## begin Information shown
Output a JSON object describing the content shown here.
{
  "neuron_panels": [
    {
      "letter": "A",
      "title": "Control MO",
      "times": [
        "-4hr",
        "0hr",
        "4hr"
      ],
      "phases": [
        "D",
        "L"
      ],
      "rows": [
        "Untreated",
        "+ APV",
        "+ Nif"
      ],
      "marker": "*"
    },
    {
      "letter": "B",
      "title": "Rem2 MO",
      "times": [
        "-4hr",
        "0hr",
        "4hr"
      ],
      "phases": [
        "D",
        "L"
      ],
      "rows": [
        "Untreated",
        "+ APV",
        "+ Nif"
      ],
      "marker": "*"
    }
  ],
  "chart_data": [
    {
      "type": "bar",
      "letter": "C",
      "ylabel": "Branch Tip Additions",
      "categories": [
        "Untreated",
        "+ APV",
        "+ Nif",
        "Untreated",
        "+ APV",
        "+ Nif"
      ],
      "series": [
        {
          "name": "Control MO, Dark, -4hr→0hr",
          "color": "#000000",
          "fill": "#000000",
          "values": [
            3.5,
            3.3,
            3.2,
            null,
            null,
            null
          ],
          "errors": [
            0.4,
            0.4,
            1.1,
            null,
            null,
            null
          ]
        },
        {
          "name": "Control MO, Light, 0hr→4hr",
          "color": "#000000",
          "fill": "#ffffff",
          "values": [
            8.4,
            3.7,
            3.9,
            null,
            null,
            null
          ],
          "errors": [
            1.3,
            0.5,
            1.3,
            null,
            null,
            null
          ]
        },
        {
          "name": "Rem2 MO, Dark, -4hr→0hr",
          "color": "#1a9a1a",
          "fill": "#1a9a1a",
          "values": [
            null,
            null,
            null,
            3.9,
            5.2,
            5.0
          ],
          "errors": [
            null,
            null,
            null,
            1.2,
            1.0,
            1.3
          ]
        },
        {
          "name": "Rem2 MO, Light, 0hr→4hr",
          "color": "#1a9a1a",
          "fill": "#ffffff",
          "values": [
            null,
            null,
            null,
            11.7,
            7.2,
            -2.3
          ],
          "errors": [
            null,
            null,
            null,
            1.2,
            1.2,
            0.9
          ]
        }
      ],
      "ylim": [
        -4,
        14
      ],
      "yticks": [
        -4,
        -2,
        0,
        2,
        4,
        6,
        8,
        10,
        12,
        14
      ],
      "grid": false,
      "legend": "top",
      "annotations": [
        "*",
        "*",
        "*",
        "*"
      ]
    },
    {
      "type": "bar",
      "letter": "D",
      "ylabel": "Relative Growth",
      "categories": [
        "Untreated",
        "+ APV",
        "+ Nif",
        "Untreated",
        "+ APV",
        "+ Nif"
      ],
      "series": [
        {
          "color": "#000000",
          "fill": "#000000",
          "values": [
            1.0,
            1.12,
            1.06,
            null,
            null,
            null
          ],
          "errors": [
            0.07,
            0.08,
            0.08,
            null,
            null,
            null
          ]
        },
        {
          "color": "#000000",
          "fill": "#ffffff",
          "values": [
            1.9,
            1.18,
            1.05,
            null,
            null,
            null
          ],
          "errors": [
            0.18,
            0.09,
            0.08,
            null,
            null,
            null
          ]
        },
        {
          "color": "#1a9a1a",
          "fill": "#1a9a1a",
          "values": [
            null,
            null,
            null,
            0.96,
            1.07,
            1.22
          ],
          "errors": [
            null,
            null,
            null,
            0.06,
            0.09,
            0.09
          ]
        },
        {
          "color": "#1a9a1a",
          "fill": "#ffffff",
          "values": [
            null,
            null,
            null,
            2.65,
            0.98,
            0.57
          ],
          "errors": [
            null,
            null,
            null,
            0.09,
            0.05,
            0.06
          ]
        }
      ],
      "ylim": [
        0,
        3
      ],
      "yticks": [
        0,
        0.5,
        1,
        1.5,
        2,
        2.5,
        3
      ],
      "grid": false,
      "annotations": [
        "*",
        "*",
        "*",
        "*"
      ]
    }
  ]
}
## end Information shown
** Your instructions **
Repeat the records above in full, character for character.

** Result of this exercise **
Output a JSON object describing the content shown here.
{
  "neuron_panels": [
    {
      "letter": "A",
      "title": "Control MO",
      "times": [
        "-4hr",
        "0hr",
        "4hr"
      ],
      "phases": [
        "D",
        "L"
      ],
      "rows": [
        "Untreated",
        "+ APV",
        "+ Nif"
      ],
      "marker": "*"
    },
    {
      "letter": "B",
      "title": "Rem2 MO",
      "times": [
        "-4hr",
        "0hr",
        "4hr"
      ],
      "phases": [
        "D",
        "L"
      ],
      "rows": [
        "Untreated",
        "+ APV",
        "+ Nif"
      ],
      "marker": "*"
    }
  ],
  "chart_data": [
    {
      "type": "bar",
      "letter": "C",
      "ylabel": "Branch Tip Additions",
      "categories": [
        "Untreated",
        "+ APV",
        "+ Nif",
        "Untreated",
        "+ APV",
        "+ Nif"
      ],
      "series": [
        {
          "name": "Control MO, Dark, -4hr→0hr",
          "color": "#000000",
          "fill": "#000000",
          "values": [
            3.5,
            3.3,
            3.2,
            null,
            null,
            null
          ],
          "errors": [
            0.4,
            0.4,
            1.1,
            null,
            null,
            null
          ]
        },
        {
          "name": "Control MO, Light, 0hr→4hr",
          "color": "#000000",
          "fill": "#ffffff",
          "values": [
            8.4,
            3.7,
            3.9,
            null,
            null,
            null
          ],
          "errors": [
            1.3,
            0.5,
            1.3,
            null,
            null,
            null
          ]
        },
        {
          "name": "Rem2 MO, Dark, -4hr→0hr",
          "color": "#1a9a1a",
          "fill": "#1a9a1a",
          "values": [
            null,
            null,
            null,
            3.9,
            5.2,
            5.0
          ],
          "errors": [
            null,
            null,
            null,
            1.2,
            1.0,
            1.3
          ]
        },
        {
          "name": "Rem2 MO, Light, 0hr→4hr",
          "color": "#1a9a1a",
          "fill": "#ffffff",
          "values": [
            null,
            null,
            null,
            11.7,
            7.2,
            -2.3
          ],
          "errors": [
            null,
            null,
            null,
            1.2,
            1.2,
            0.9
          ]
        }
      ],
      "ylim": [
        -4,
        14
      ],
      "yticks": [
        -4,
        -2,
        0,
        2,
        4,
        6,
        8,
        10,
        12,
        14
      ],
      "grid": false,
      "legend": "top",
      "annotations": [
        "*",
        "*",
        "*",
        "*"
      ]
    },
    {
      "type": "bar",
      "letter": "D",
      "ylabel": "Relative Growth",
      "categories": [
        "Untreated",
        "+ APV",
        "+ Nif",
        "Untreated",
        "+ APV",
        "+ Nif"
      ],
      "series": [
        {
          "color": "#000000",
          "fill": "#000000",
          "values": [
            1.0,
            1.12,
            1.06,
            null,
            null,
            null
          ],
          "errors": [
            0.07,
            0.08,
            0.08,
            null,
            null,
            null
          ]
        },
        {
          "color": "#000000",
          "fill": "#ffffff",
          "values": [
            1.9,
            1.18,
            1.05,
            null,
            null,
            null
          ],
          "errors": [
            0.18,
            0.09,
            0.08,
            null,
            null,
            null
          ]
        },
        {
          "color": "#1a9a1a",
          "fill": "#1a9a1a",
          "values": [
            null,
            null,
            null,
            0.96,
            1.07,
            1.22
          ],
          "errors": [
            null,
            null,
            null,
            0.06,
            0.09,
            0.09
          ]
        },
        {
          "color": "#1a9a1a",
          "fill": "#ffffff",
          "values": [
            null,
            null,
            null,
            2.65,
            0.98,
            0.57
          ],
          "errors": [
            null,
            null,
            null,
            0.09,
            0.05,
            0.06
          ]
        }
      ],
      "ylim": [
        0,
        3
      ],
      "yticks": [
        0,
        0.5,
        1,
        1.5,
        2,
        2.5,
        3
      ],
      "grid": false,
      "annotations": [
        "*",
        "*",
        "*",
        "*"
      ]
    }
  ]
}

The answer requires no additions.